Could you transcribe the material below exactly, without leaving out a single line?

Excerpted records:
□ □ □ □ □ □ □
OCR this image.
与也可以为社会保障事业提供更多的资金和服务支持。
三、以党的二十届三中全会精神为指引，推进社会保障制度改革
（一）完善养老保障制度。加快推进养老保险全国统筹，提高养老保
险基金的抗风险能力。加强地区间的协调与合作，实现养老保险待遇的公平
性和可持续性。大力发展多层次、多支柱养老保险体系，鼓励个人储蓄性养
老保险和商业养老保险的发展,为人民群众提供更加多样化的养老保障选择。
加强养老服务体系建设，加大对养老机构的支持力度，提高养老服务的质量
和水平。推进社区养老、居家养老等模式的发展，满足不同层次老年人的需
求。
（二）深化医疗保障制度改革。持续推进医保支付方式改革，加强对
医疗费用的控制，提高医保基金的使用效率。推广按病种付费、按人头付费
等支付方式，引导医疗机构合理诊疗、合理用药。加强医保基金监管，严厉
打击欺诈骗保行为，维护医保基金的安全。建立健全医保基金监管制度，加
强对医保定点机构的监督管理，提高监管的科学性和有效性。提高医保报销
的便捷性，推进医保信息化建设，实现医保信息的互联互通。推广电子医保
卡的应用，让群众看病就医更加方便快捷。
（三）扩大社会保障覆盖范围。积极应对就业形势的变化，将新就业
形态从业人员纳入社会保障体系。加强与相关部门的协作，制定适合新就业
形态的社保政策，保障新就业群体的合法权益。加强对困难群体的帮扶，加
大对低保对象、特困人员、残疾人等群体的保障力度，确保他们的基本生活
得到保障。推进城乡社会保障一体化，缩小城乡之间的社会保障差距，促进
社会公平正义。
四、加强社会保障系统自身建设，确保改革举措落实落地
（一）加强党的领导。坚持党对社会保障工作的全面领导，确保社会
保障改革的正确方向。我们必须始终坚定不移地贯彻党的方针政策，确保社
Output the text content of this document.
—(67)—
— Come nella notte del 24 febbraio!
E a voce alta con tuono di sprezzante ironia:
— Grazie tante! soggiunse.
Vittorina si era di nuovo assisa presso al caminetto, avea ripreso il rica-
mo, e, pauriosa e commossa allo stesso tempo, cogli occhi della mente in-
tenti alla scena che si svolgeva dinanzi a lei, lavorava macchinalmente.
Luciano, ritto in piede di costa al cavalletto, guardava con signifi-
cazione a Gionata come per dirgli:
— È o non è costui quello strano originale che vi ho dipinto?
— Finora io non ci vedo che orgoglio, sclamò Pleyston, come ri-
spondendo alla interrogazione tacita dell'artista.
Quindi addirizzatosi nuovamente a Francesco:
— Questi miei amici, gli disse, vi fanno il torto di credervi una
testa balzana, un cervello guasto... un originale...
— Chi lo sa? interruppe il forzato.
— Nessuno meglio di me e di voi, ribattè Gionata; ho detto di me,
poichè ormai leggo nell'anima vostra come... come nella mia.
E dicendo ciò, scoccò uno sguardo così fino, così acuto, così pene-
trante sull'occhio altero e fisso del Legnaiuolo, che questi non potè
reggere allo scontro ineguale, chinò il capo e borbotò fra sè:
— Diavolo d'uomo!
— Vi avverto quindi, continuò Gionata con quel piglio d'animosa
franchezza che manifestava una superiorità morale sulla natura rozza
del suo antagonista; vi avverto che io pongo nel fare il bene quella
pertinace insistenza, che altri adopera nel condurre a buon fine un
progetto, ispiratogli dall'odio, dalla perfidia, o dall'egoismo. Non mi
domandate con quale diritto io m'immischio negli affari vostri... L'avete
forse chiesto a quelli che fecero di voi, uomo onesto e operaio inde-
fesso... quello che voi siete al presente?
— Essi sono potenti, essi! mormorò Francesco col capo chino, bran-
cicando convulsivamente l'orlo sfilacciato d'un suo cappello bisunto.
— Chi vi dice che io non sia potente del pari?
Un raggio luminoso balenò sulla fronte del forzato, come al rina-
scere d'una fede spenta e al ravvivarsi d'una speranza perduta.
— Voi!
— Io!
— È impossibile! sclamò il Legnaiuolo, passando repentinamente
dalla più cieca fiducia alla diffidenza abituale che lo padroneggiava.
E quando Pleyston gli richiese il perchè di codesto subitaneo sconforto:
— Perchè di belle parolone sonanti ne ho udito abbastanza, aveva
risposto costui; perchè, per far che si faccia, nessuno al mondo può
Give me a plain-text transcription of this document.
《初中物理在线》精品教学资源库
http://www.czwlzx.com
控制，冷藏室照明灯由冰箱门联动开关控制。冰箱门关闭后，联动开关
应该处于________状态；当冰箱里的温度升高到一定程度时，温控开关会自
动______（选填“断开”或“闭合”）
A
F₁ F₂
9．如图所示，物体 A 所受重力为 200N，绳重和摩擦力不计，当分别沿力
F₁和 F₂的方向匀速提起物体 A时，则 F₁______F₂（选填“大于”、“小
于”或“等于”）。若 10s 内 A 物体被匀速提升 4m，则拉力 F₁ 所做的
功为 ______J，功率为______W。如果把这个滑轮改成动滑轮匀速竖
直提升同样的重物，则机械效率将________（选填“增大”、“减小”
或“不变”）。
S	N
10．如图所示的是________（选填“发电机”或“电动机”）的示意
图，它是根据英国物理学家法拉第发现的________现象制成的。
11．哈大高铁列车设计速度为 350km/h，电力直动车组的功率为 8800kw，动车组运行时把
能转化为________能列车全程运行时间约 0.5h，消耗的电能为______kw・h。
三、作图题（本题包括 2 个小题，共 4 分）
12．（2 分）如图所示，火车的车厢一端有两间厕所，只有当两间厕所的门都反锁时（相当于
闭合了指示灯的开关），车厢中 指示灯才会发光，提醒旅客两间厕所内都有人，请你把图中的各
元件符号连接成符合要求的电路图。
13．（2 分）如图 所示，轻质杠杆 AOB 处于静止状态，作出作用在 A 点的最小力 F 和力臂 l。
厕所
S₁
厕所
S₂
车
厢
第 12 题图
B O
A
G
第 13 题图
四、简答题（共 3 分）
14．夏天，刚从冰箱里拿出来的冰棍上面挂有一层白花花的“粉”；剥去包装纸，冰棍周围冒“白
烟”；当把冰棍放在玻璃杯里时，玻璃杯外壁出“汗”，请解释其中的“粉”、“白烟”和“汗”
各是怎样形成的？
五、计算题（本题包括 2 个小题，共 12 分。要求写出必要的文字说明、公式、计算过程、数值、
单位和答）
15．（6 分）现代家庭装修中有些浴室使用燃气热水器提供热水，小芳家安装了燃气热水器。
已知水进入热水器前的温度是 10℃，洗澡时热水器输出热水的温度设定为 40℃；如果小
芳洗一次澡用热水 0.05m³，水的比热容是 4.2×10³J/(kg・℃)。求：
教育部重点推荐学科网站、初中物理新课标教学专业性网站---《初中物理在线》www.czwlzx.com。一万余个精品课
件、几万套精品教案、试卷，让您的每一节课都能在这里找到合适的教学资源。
□ □ □ □ □ □ □
Solution to this task:
OCR this image.
与也可以为社会保障事业提供更多的资金和服务支持。
三、以党的二十届三中全会精神为指引，推进社会保障制度改革
（一）完善养老保障制度。加快推进养老保险全国统筹，提高养老保
险基金的抗风险能力。加强地区间的协调与合作，实现养老保险待遇的公平
性和可持续性。大力发展多层次、多支柱养老保险体系，鼓励个人储蓄性养
老保险和商业养老保险的发展,为人民群众提供更加多样化的养老保障选择。
加强养老服务体系建设，加大对养老机构的支持力度，提高养老服务的质量
和水平。推进社区养老、居家养老等模式的发展，满足不同层次老年人的需
求。
（二）深化医疗保障制度改革。持续推进医保支付方式改革，加强对
医疗费用的控制，提高医保基金的使用效率。推广按病种付费、按人头付费
等支付方式，引导医疗机构合理诊疗、合理用药。加强医保基金监管，严厉
打击欺诈骗保行为，维护医保基金的安全。建立健全医保基金监管制度，加
强对医保定点机构的监督管理，提高监管的科学性和有效性。提高医保报销
的便捷性，推进医保信息化建设，实现医保信息的互联互通。推广电子医保
卡的应用，让群众看病就医更加方便快捷。
（三）扩大社会保障覆盖范围。积极应对就业形势的变化，将新就业
形态从业人员纳入社会保障体系。加强与相关部门的协作，制定适合新就业
形态的社保政策，保障新就业群体的合法权益。加强对困难群体的帮扶，加
大对低保对象、特困人员、残疾人等群体的保障力度，确保他们的基本生活
得到保障。推进城乡社会保障一体化，缩小城乡之间的社会保障差距，促进
社会公平正义。
四、加强社会保障系统自身建设，确保改革举措落实落地
（一）加强党的领导。坚持党对社会保障工作的全面领导，确保社会
保障改革的正确方向。我们必须始终坚定不移地贯彻党的方针政策，确保社
Output the text content of this document.
—(67)—
— Come nella notte del 24 febbraio!
E a voce alta con tuono di sprezzante ironia:
— Grazie tante! soggiunse.
Vittorina si era di nuovo assisa presso al caminetto, avea ripreso il rica-
mo, e, pauriosa e commossa allo stesso tempo, cogli occhi della mente in-
tenti alla scena che si svolgeva dinanzi a lei, lavorava macchinalmente.
Luciano, ritto in piede di costa al cavalletto, guardava con signifi-
cazione a Gionata come per dirgli:
— È o non è costui quello strano originale che vi ho dipinto?
— Finora io non ci vedo che orgoglio, sclamò Pleyston, come ri-
spondendo alla interrogazione tacita dell'artista.
Quindi addirizzatosi nuovamente a Francesco:
— Questi miei amici, gli disse, vi fanno il torto di credervi una
testa balzana, un cervello guasto... un originale...
— Chi lo sa? interruppe il forzato.
— Nessuno meglio di me e di voi, ribattè Gionata; ho detto di me,
poichè ormai leggo nell'anima vostra come... come nella mia.
E dicendo ciò, scoccò uno sguardo così fino, così acuto, così pene-
trante sull'occhio altero e fisso del Legnaiuolo, che questi non potè
reggere allo scontro ineguale, chinò il capo e borbotò fra sè:
— Diavolo d'uomo!
— Vi avverto quindi, continuò Gionata con quel piglio d'animosa
franchezza che manifestava una superiorità morale sulla natura rozza
del suo antagonista; vi avverto che io pongo nel fare il bene quella
pertinace insistenza, che altri adopera nel condurre a buon fine un
progetto, ispiratogli dall'odio, dalla perfidia, o dall'egoismo. Non mi
domandate con quale diritto io m'immischio negli affari vostri... L'avete
forse chiesto a quelli che fecero di voi, uomo onesto e operaio inde-
fesso... quello che voi siete al presente?
— Essi sono potenti, essi! mormorò Francesco col capo chino, bran-
cicando convulsivamente l'orlo sfilacciato d'un suo cappello bisunto.
— Chi vi dice che io non sia potente del pari?
Un raggio luminoso balenò sulla fronte del forzato, come al rina-
scere d'una fede spenta e al ravvivarsi d'una speranza perduta.
— Voi!
— Io!
— È impossibile! sclamò il Legnaiuolo, passando repentinamente
dalla più cieca fiducia alla diffidenza abituale che lo padroneggiava.
E quando Pleyston gli richiese il perchè di codesto subitaneo sconforto:
— Perchè di belle parolone sonanti ne ho udito abbastanza, aveva
risposto costui; perchè, per far che si faccia, nessuno al mondo può
Give me a plain-text transcription of this document.
《初中物理在线》精品教学资源库
http://www.czwlzx.com
控制，冷藏室照明灯由冰箱门联动开关控制。冰箱门关闭后，联动开关
应该处于________状态；当冰箱里的温度升高到一定程度时，温控开关会自
动______（选填“断开”或“闭合”）
A
F₁ F₂
9．如图所示，物体 A 所受重力为 200N，绳重和摩擦力不计，当分别沿力
F₁和 F₂的方向匀速提起物体 A时，则 F₁______F₂（选填“大于”、“小
于”或“等于”）。若 10s 内 A 物体被匀速提升 4m，则拉力 F₁ 所做的
功为 ______J，功率为______W。如果把这个滑轮改成动滑轮匀速竖
直提升同样的重物，则机械效率将________（选填“增大”、“减小”
或“不变”）。
S	N
10．如图所示的是________（选填“发电机”或“电动机”）的示意
图，它是根据英国物理学家法拉第发现的________现象制成的。
11．哈大高铁列车设计速度为 350km/h，电力直动车组的功率为 8800kw，动车组运行时把
能转化为________能列车全程运行时间约 0.5h，消耗的电能为______kw・h。
三、作图题（本题包括 2 个小题，共 4 分）
12．（2 分）如图所示，火车的车厢一端有两间厕所，只有当两间厕所的门都反锁时（相当于
闭合了指示灯的开关），车厢中 指示灯才会发光，提醒旅客两间厕所内都有人，请你把图中的各
元件符号连接成符合要求的电路图。
13．（2 分）如图 所示，轻质杠杆 AOB 处于静止状态，作出作用在 A 点的最小力 F 和力臂 l。
厕所
S₁
厕所
S₂
车
厢
第 12 题图
B O
A
G
第 13 题图
四、简答题（共 3 分）
14．夏天，刚从冰箱里拿出来的冰棍上面挂有一层白花花的“粉”；剥去包装纸，冰棍周围冒“白
烟”；当把冰棍放在玻璃杯里时，玻璃杯外壁出“汗”，请解释其中的“粉”、“白烟”和“汗”
各是怎样形成的？
五、计算题（本题包括 2 个小题，共 12 分。要求写出必要的文字说明、公式、计算过程、数值、
单位和答）
15．（6 分）现代家庭装修中有些浴室使用燃气热水器提供热水，小芳家安装了燃气热水器。
已知水进入热水器前的温度是 10℃，洗澡时热水器输出热水的温度设定为 40℃；如果小
芳洗一次澡用热水 0.05m³，水的比热容是 4.2×10³J/(kg・℃)。求：
教育部重点推荐学科网站、初中物理新课标教学专业性网站---《初中物理在线》www.czwlzx.com。一万余个精品课
件、几万套精品教案、试卷，让您的每一节课都能在这里找到合适的教学资源。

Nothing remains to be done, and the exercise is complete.